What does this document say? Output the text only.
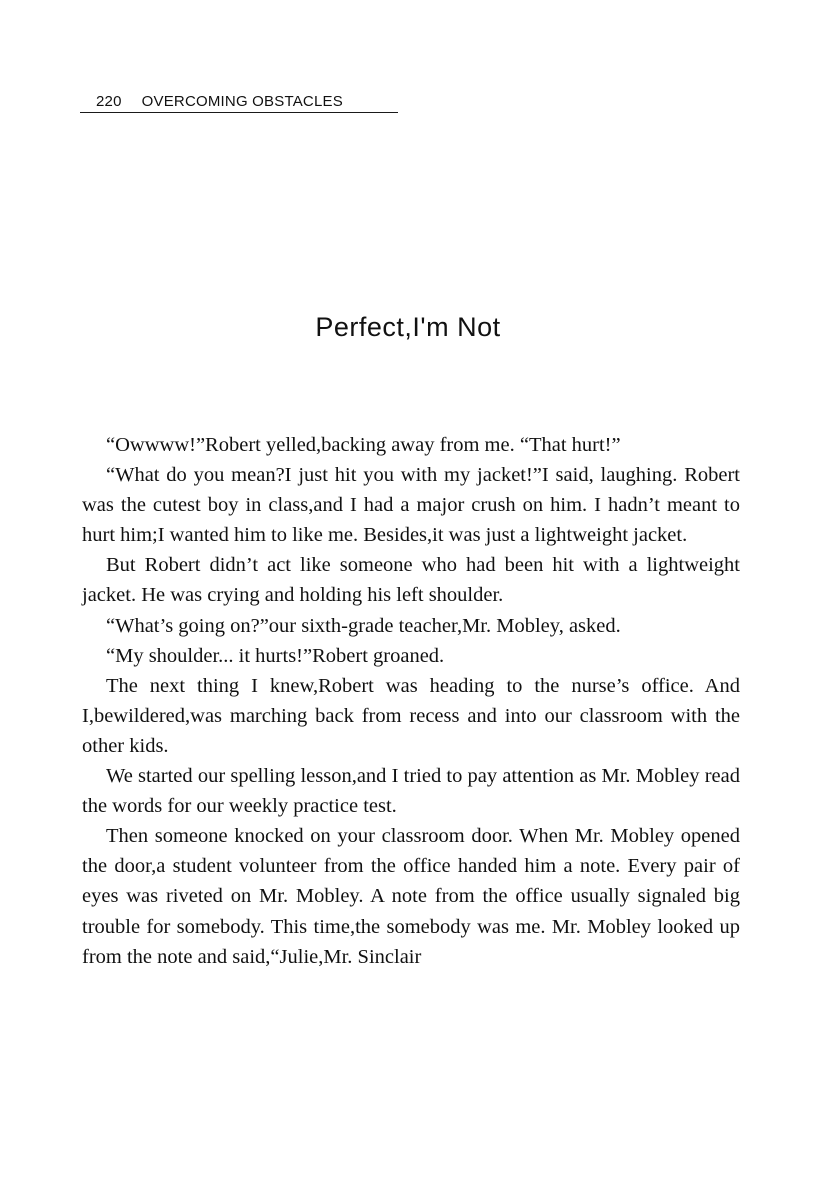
220 OVERCOMING OBSTACLES
Perfect,I'm Not

“Owwww!”Robert yelled,backing away from me. “That hurt!”

“What do you mean?I just hit you with my jacket!”I said, laughing. Robert was the cutest boy in class,and I had a major crush on him. I hadn’t meant to hurt him;I wanted him to like me. Besides,it was just a lightweight jacket.

But Robert didn’t act like someone who had been hit with a lightweight jacket. He was crying and holding his left shoulder.

“What’s going on?”our sixth-grade teacher,Mr. Mobley, asked.

“My shoulder... it hurts!”Robert groaned.

The next thing I knew,Robert was heading to the nurse’s office. And I,bewildered,was marching back from recess and into our classroom with the other kids.

We started our spelling lesson,and I tried to pay attention as Mr. Mobley read the words for our weekly practice test.

Then someone knocked on your classroom door. When Mr. Mobley opened the door,a student volunteer from the office handed him a note. Every pair of eyes was riveted on Mr. Mobley. A note from the office usually signaled big trouble for somebody. This time,the somebody was me. Mr. Mobley looked up from the note and said,“Julie,Mr. Sinclair
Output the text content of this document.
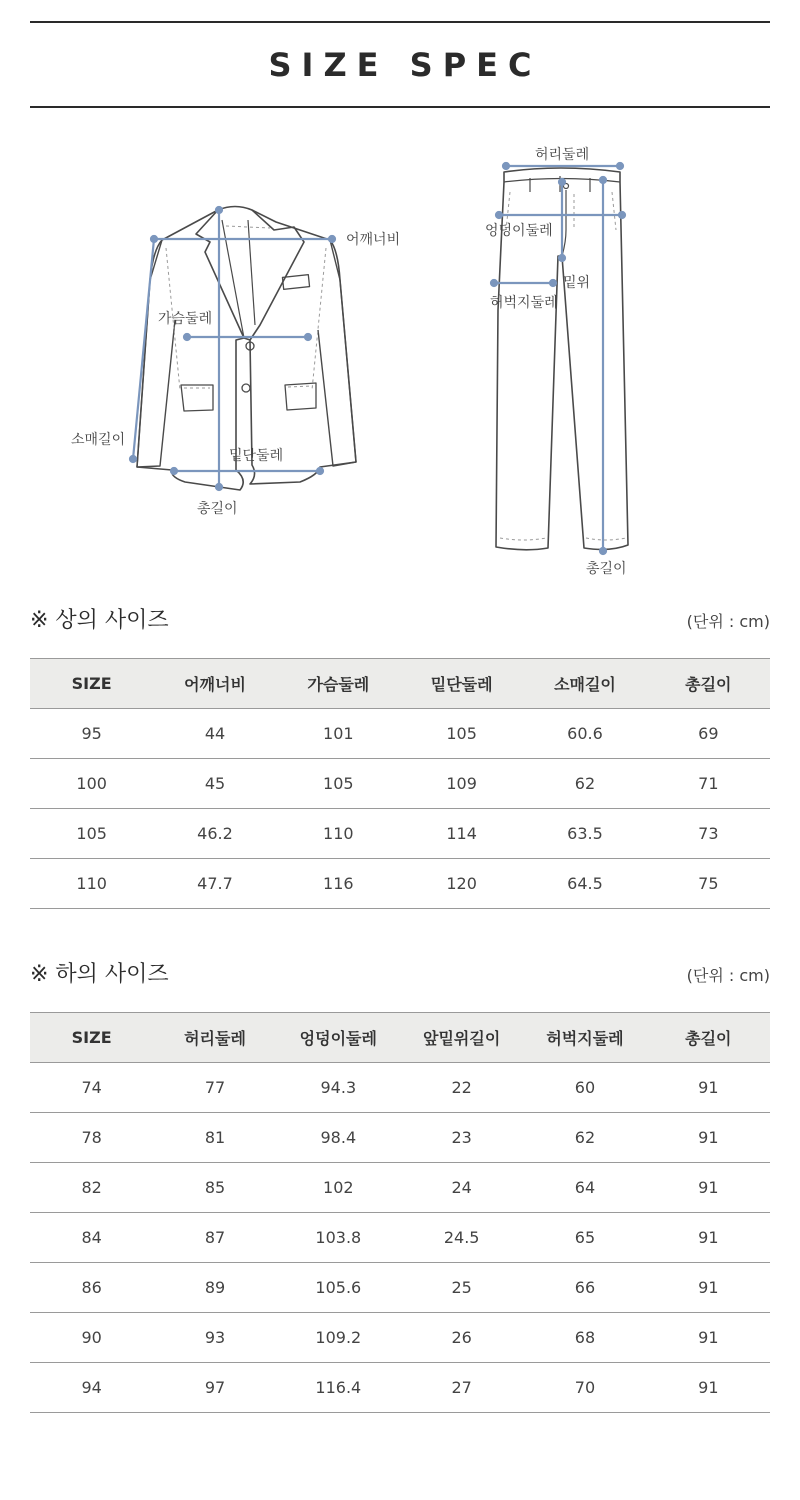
SIZE SPEC
어깨너비
가슴둘레
소매길이
밑단둘레
총길이
허리둘레
엉덩이둘레
밑위
허벅지둘레
총길이
※ 상의 사이즈	(단위 : cm)
SIZE	어깨너비	가슴둘레	밑단둘레	소매길이	총길이
95	44	101	105	60.6	69
100	45	105	109	62	71
105	46.2	110	114	63.5	73
110	47.7	116	120	64.5	75
※ 하의 사이즈	(단위 : cm)
SIZE	허리둘레	엉덩이둘레	앞밑위길이	허벅지둘레	총길이
74	77	94.3	22	60	91
78	81	98.4	23	62	91
82	85	102	24	64	91
84	87	103.8	24.5	65	91
86	89	105.6	25	66	91
90	93	109.2	26	68	91
94	97	116.4	27	70	91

→ Required work
List every line from the entries above in which "허벅지둘레" appears.

→ Solved exercise
허벅지둘레
SIZE	허리둘레	엉덩이둘레	앞밑위길이	허벅지둘레	총길이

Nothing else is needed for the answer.